Problem requirements: Report how many lines of the records below include the word "household". Give nothing but the number.
━━━ Input for this task ━━━
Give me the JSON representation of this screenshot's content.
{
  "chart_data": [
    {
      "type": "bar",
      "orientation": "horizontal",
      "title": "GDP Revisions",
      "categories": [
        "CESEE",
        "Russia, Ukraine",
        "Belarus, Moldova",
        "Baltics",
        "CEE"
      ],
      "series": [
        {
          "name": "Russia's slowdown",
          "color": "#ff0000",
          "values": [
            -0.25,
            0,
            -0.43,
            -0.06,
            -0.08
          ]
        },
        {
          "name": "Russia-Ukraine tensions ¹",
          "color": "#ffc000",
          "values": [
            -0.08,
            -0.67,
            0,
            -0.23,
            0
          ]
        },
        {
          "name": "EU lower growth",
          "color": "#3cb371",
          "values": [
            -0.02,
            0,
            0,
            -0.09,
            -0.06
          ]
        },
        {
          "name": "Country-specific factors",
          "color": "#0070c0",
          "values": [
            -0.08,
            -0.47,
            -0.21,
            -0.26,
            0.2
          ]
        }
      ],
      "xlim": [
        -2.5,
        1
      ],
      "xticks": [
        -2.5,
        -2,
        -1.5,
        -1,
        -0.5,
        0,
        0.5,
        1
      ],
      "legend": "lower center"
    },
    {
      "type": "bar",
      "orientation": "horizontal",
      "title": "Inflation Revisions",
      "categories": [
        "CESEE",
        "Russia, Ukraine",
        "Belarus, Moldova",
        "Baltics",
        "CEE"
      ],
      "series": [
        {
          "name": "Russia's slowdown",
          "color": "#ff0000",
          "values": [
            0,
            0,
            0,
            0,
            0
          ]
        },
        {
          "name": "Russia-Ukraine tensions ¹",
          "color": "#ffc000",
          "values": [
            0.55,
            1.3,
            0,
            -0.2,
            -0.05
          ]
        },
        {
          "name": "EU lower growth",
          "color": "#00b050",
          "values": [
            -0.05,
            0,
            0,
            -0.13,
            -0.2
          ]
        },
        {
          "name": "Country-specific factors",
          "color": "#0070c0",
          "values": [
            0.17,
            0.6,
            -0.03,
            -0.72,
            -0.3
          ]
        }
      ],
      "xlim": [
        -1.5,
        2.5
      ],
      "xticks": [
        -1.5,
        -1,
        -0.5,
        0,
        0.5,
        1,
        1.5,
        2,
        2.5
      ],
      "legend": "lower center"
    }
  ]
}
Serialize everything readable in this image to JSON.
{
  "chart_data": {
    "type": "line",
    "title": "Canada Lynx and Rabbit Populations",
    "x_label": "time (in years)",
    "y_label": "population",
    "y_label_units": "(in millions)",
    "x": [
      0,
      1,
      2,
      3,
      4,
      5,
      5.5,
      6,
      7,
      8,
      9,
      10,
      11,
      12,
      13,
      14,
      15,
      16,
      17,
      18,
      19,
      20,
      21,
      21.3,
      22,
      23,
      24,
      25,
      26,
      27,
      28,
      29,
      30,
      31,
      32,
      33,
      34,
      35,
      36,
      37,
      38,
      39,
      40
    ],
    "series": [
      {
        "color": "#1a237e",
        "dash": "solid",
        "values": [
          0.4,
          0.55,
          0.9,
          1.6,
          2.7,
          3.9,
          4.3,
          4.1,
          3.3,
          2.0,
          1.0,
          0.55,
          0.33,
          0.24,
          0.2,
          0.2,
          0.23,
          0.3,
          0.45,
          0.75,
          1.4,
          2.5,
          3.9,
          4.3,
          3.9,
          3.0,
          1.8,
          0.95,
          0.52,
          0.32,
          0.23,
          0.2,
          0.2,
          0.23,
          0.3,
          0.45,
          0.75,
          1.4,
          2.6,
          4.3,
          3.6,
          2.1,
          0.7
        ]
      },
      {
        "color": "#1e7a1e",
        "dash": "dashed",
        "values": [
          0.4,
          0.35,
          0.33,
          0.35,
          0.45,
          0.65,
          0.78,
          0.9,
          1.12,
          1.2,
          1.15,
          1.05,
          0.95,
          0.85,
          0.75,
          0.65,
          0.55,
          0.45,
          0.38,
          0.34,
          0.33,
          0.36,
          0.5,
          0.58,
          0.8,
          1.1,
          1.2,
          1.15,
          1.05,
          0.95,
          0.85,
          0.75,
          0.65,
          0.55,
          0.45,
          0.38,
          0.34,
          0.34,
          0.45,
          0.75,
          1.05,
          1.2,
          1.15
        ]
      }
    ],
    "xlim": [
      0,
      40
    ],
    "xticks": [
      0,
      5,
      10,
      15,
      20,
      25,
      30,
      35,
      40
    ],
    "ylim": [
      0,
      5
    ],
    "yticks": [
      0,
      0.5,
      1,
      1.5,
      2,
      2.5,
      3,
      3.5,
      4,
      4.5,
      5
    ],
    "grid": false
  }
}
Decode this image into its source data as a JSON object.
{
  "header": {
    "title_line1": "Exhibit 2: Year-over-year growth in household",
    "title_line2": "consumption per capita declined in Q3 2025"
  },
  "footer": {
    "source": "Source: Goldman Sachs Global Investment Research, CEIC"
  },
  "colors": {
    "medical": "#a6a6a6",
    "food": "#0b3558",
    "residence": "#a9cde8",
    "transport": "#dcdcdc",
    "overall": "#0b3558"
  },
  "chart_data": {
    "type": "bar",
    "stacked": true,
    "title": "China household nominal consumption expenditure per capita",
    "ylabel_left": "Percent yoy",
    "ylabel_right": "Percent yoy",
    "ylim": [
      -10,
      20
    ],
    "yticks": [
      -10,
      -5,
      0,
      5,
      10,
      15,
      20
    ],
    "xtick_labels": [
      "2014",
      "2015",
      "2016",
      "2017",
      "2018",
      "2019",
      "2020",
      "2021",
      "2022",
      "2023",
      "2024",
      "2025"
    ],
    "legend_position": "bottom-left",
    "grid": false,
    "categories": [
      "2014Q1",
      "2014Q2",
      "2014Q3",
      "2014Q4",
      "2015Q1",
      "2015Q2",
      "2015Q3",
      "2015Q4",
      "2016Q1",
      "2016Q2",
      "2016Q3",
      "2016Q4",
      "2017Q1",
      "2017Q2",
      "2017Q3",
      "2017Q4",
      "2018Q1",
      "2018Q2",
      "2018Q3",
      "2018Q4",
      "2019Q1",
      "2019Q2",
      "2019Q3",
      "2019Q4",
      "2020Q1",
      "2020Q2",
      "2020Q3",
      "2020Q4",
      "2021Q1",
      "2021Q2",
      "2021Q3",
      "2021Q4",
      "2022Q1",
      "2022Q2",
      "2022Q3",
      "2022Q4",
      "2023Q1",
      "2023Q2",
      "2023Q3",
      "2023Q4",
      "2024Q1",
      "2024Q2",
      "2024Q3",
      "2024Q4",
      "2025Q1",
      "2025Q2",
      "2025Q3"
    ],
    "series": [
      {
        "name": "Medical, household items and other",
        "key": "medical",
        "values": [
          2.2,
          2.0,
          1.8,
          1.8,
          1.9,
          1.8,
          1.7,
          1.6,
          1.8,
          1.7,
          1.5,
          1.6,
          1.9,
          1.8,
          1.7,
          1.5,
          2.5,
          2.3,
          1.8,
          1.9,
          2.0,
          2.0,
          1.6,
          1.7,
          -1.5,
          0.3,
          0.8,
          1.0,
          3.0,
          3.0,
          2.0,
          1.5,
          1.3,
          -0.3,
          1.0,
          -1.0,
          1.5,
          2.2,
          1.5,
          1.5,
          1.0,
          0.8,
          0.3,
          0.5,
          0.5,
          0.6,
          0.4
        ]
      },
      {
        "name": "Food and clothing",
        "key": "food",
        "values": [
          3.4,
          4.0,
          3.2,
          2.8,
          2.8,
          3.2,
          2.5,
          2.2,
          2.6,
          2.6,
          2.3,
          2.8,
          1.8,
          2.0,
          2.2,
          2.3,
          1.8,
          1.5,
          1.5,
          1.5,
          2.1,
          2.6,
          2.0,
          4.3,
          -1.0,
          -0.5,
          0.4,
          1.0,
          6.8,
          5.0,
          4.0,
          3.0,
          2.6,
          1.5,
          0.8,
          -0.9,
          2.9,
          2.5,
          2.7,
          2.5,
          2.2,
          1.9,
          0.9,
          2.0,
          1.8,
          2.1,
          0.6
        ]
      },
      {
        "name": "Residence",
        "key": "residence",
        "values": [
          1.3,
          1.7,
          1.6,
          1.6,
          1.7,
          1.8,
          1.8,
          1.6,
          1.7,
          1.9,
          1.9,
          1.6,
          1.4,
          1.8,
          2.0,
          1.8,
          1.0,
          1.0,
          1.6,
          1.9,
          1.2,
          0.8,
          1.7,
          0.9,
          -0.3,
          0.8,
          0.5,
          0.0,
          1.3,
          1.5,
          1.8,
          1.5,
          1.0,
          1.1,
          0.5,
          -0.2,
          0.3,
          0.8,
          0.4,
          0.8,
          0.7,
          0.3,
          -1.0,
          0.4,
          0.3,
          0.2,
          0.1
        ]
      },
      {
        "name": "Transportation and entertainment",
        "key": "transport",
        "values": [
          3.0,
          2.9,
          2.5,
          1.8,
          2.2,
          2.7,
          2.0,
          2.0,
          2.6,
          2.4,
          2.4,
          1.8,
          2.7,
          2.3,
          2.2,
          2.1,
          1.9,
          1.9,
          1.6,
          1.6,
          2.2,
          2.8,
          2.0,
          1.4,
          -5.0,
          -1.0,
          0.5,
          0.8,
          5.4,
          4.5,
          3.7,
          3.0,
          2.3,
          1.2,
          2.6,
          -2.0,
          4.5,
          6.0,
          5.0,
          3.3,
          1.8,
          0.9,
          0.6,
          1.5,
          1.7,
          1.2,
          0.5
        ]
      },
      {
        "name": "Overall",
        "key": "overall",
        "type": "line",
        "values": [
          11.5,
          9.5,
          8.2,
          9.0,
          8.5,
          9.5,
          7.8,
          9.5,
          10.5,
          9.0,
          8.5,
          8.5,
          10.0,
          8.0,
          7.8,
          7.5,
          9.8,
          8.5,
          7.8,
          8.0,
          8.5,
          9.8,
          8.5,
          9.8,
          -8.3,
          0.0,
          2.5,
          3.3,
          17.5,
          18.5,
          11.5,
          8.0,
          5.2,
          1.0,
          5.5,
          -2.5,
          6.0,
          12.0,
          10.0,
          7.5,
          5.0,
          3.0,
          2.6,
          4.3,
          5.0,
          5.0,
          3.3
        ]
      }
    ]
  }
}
━━━
Final result: 3